* _Data for this exercise_:

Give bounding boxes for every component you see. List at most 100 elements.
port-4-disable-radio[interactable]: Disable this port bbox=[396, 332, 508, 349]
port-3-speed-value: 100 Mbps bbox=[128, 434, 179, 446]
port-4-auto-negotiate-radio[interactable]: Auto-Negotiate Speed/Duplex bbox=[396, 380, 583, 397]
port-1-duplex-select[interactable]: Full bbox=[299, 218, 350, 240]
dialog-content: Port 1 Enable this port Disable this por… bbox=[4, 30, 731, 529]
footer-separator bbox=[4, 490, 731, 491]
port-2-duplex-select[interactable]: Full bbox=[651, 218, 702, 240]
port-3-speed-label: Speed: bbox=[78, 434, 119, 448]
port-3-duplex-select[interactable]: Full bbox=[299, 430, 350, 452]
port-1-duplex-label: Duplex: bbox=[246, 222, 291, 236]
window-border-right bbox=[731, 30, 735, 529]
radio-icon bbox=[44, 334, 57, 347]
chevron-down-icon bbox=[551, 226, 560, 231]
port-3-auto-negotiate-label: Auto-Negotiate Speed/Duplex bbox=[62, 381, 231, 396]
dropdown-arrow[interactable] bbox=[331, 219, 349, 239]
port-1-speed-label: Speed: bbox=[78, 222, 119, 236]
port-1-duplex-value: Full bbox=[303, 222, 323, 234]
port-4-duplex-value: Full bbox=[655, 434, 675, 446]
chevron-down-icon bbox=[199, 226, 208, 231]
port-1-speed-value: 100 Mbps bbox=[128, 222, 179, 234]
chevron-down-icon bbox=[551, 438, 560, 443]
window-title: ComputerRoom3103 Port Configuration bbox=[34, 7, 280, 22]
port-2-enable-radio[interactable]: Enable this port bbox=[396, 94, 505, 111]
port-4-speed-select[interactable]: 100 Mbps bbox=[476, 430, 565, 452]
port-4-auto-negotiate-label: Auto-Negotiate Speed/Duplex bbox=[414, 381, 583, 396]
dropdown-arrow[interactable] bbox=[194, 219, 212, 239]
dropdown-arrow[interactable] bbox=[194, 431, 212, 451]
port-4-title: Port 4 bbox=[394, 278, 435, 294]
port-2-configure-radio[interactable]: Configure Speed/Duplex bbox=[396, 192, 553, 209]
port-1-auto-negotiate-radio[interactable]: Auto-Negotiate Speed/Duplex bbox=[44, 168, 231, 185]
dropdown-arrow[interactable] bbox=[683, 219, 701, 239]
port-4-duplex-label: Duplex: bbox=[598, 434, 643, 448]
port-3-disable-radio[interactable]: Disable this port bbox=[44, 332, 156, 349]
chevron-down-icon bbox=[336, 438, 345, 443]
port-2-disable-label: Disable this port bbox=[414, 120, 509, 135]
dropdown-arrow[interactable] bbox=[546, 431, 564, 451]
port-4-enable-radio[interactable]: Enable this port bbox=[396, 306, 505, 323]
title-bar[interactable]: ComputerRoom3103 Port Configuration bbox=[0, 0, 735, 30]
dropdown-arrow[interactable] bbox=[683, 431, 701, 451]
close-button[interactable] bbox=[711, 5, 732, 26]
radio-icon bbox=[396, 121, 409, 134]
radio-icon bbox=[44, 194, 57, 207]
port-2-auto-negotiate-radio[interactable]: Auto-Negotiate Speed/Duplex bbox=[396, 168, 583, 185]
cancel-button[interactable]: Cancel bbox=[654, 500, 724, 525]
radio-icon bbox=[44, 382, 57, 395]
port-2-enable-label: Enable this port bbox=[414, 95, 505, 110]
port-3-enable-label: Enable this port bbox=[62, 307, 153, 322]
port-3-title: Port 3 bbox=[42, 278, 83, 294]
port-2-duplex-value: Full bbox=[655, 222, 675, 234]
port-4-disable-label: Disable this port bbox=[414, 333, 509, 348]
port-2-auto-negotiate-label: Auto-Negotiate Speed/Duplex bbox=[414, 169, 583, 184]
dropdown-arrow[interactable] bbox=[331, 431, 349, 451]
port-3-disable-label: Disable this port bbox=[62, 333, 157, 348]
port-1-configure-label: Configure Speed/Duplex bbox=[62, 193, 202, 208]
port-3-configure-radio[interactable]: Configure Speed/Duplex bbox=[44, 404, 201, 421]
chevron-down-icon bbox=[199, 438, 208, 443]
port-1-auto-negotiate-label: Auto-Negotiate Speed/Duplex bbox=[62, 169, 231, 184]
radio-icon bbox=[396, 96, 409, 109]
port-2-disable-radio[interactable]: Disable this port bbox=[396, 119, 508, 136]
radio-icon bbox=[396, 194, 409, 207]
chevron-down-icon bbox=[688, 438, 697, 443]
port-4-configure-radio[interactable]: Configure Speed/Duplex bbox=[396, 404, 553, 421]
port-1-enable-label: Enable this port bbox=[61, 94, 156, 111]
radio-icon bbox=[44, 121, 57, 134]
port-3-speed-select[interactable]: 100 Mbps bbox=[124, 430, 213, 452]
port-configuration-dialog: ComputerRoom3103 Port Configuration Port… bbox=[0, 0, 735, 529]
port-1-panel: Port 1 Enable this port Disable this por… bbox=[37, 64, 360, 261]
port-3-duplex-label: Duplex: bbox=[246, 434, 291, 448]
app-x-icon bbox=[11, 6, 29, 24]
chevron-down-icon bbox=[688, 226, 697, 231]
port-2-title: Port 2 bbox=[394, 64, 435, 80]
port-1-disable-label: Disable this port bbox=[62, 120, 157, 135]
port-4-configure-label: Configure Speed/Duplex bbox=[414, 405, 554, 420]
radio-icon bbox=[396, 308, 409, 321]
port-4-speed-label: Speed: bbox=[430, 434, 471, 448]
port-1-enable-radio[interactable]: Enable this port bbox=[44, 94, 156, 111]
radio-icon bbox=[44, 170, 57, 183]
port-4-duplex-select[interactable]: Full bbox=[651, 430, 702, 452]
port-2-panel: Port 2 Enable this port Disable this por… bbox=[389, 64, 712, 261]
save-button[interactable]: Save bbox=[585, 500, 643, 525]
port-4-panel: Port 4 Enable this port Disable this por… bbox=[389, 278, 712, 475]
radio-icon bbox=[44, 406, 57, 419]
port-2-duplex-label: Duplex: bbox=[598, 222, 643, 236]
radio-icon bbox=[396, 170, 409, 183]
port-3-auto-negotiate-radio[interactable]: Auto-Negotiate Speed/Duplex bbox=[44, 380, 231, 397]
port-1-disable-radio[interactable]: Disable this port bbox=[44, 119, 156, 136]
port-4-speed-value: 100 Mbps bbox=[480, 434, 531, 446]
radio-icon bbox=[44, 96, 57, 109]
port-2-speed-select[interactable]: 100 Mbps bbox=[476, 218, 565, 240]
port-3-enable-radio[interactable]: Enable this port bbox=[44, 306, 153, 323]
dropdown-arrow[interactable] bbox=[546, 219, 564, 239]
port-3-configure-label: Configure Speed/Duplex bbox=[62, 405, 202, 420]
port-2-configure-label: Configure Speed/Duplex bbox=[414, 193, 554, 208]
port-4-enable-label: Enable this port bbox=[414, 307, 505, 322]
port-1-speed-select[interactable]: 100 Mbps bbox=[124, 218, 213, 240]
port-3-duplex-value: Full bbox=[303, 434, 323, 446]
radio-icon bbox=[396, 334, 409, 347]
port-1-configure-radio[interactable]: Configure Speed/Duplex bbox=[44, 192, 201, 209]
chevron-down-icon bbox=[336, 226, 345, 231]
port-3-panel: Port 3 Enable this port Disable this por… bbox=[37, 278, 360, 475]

* _To be done_: Convert the rows above into a JSON list of strings, with one string per line and no blank lines.

* _The response_:
[
  "Give bounding boxes for every component you see. List at most 100 elements.",
  "port-4-disable-radio[interactable]: Disable this port bbox=[396, 332, 508, 349]",
  "port-3-speed-value: 100 Mbps bbox=[128, 434, 179, 446]",
  "port-4-auto-negotiate-radio[interactable]: Auto-Negotiate Speed/Duplex bbox=[396, 380, 583, 397]",
  "port-1-duplex-select[interactable]: Full bbox=[299, 218, 350, 240]",
  "dialog-content: Port 1 Enable this port Disable this por… bbox=[4, 30, 731, 529]",
  "footer-separator bbox=[4, 490, 731, 491]",
  "port-2-duplex-select[interactable]: Full bbox=[651, 218, 702, 240]",
  "port-3-speed-label: Speed: bbox=[78, 434, 119, 448]",
  "port-3-duplex-select[interactable]: Full bbox=[299, 430, 350, 452]",
  "port-1-duplex-label: Duplex: bbox=[246, 222, 291, 236]",
  "window-border-right bbox=[731, 30, 735, 529]",
  "radio-icon bbox=[44, 334, 57, 347]",
  "chevron-down-icon bbox=[551, 226, 560, 231]",
  "port-3-auto-negotiate-label: Auto-Negotiate Speed/Duplex bbox=[62, 381, 231, 396]",
  "dropdown-arrow[interactable] bbox=[331, 219, 349, 239]",
  "port-1-speed-label: Speed: bbox=[78, 222, 119, 236]",
  "port-1-duplex-value: Full bbox=[303, 222, 323, 234]",
  "port-4-duplex-value: Full bbox=[655, 434, 675, 446]",
  "chevron-down-icon bbox=[199, 226, 208, 231]",
  "port-1-speed-value: 100 Mbps bbox=[128, 222, 179, 234]",
  "chevron-down-icon bbox=[551, 438, 560, 443]",
  "window-title: ComputerRoom3103 Port Configuration bbox=[34, 7, 280, 22]",
  "port-2-enable-radio[interactable]: Enable this port bbox=[396, 94, 505, 111]",
  "port-4-speed-select[interactable]: 100 Mbps bbox=[476, 430, 565, 452]",
  "port-4-auto-negotiate-label: Auto-Negotiate Speed/Duplex bbox=[414, 381, 583, 396]",
  "dropdown-arrow[interactable] bbox=[194, 219, 212, 239]",
  "dropdown-arrow[interactable] bbox=[194, 431, 212, 451]",
  "port-4-title: Port 4 bbox=[394, 278, 435, 294]",
  "port-2-configure-radio[interactable]: Configure Speed/Duplex bbox=[396, 192, 553, 209]",
  "port-1-auto-negotiate-radio[interactable]: Auto-Negotiate Speed/Duplex bbox=[44, 168, 231, 185]",
  "dropdown-arrow[interactable] bbox=[683, 219, 701, 239]",
  "port-4-duplex-label: Duplex: bbox=[598, 434, 643, 448]",
  "port-3-disable-radio[interactable]: Disable this port bbox=[44, 332, 156, 349]",
  "chevron-down-icon bbox=[336, 438, 345, 443]",
  "port-2-disable-label: Disable this port bbox=[414, 120, 509, 135]",
  "dropdown-arrow[interactable] bbox=[546, 431, 564, 451]",
  "port-4-enable-radio[interactable]: Enable this port bbox=[396, 306, 505, 323]",
  "title-bar[interactable]: ComputerRoom3103 Port Configuration bbox=[0, 0, 735, 30]",
  "dropdown-arrow[interactable] bbox=[683, 431, 701, 451]",
  "close-button[interactable] bbox=[711, 5, 732, 26]",
  "radio-icon bbox=[396, 121, 409, 134]",
  "radio-icon bbox=[44, 194, 57, 207]",
  "port-2-auto-negotiate-radio[interactable]: Auto-Negotiate Speed/Duplex bbox=[396, 168, 583, 185]",
  "cancel-button[interactable]: Cancel bbox=[654, 500, 724, 525]",
  "radio-icon bbox=[44, 382, 57, 395]",
  "port-2-enable-label: Enable this port bbox=[414, 95, 505, 110]",
  "port-3-enable-label: Enable this port bbox=[62, 307, 153, 322]",
  "port-3-title: Port 3 bbox=[42, 278, 83, 294]",
  "port-2-duplex-value: Full bbox=[655, 222, 675, 234]",
  "port-4-disable-label: Disable this port bbox=[414, 333, 509, 348]",
  "port-2-auto-negotiate-label: Auto-Negotiate Speed/Duplex bbox=[414, 169, 583, 184]",
  "dropdown-arrow[interactable] bbox=[331, 431, 349, 451]",
  "port-3-disable-label: Disable this port bbox=[62, 333, 157, 348]",
  "port-1-configure-label: Configure Speed/Duplex bbox=[62, 193, 202, 208]",
  "port-3-configure-radio[interactable]: Configure Speed/Duplex bbox=[44, 404, 201, 421]",
  "chevron-down-icon bbox=[199, 438, 208, 443]",
  "port-1-auto-negotiate-label: Auto-Negotiate Speed/Duplex bbox=[62, 169, 231, 184]",
  "radio-icon bbox=[396, 96, 409, 109]",
  "port-2-disable-radio[interactable]: Disable this port bbox=[396, 119, 508, 136]",
  "radio-icon bbox=[396, 194, 409, 207]",
  "chevron-down-icon bbox=[688, 438, 697, 443]",
  "port-4-configure-radio[interactable]: Configure Speed/Duplex bbox=[396, 404, 553, 421]",
  "port-1-enable-label: Enable this port bbox=[61, 94, 156, 111]",
  "radio-icon bbox=[44, 121, 57, 134]",
  "port-3-speed-select[interactable]: 100 Mbps bbox=[124, 430, 213, 452]",
  "port-configuration-dialog: ComputerRoom3103 Port Configuration Port… bbox=[0, 0, 735, 529]",
  "port-1-panel: Port 1 Enable this port Disable this por… bbox=[37, 64, 360, 261]",
  "port-3-duplex-label: Duplex: bbox=[246, 434, 291, 448]",
  "app-x-icon bbox=[11, 6, 29, 24]",
  "chevron-down-icon bbox=[688, 226, 697, 231]",
  "port-2-title: Port 2 bbox=[394, 64, 435, 80]",
  "port-1-disable-label: Disable this port bbox=[62, 120, 157, 135]",
  "port-4-configure-label: Configure Speed/Duplex bbox=[414, 405, 554, 420]",
  "radio-icon bbox=[396, 308, 409, 321]",
  "port-4-speed-label: Speed: bbox=[430, 434, 471, 448]",
  "port-1-enable-radio[interactable]: Enable this port bbox=[44, 94, 156, 111]",
  "radio-icon bbox=[44, 170, 57, 183]",
  "port-4-duplex-select[interactable]: Full bbox=[651, 430, 702, 452]",
  "port-2-panel: Port 2 Enable this port Disable this por… bbox=[389, 64, 712, 261]",
  "save-button[interactable]: Save bbox=[585, 500, 643, 525]",
  "port-4-panel: Port 4 Enable this port Disable this por… bbox=[389, 278, 712, 475]",
  "radio-icon bbox=[44, 406, 57, 419]",
  "port-2-duplex-label: Duplex: bbox=[598, 222, 643, 236]",
  "radio-icon bbox=[396, 170, 409, 183]",
  "port-3-auto-negotiate-radio[interactable]: Auto-Negotiate Speed/Duplex bbox=[44, 380, 231, 397]",
  "port-1-disable-radio[interactable]: Disable this port bbox=[44, 119, 156, 136]",
  "port-4-speed-value: 100 Mbps bbox=[480, 434, 531, 446]",
  "radio-icon bbox=[44, 96, 57, 109]",
  "port-2-speed-select[interactable]: 100 Mbps bbox=[476, 218, 565, 240]",
  "port-3-enable-radio[interactable]: Enable this port bbox=[44, 306, 153, 323]",
  "dropdown-arrow[interactable] bbox=[546, 219, 564, 239]",
  "port-3-configure-label: Configure Speed/Duplex bbox=[62, 405, 202, 420]",
  "port-2-configure-label: Configure Speed/Duplex bbox=[414, 193, 554, 208]",
  "port-4-enable-label: Enable this port bbox=[414, 307, 505, 322]",
  "port-1-speed-select[interactable]: 100 Mbps bbox=[124, 218, 213, 240]",
  "port-3-duplex-value: Full bbox=[303, 434, 323, 446]",
  "radio-icon bbox=[396, 334, 409, 347]",
  "port-1-configure-radio[interactable]: Configure Speed/Duplex bbox=[44, 192, 201, 209]",
  "chevron-down-icon bbox=[336, 226, 345, 231]",
  "port-3-panel: Port 3 Enable this port Disable this por… bbox=[37, 278, 360, 475]"
]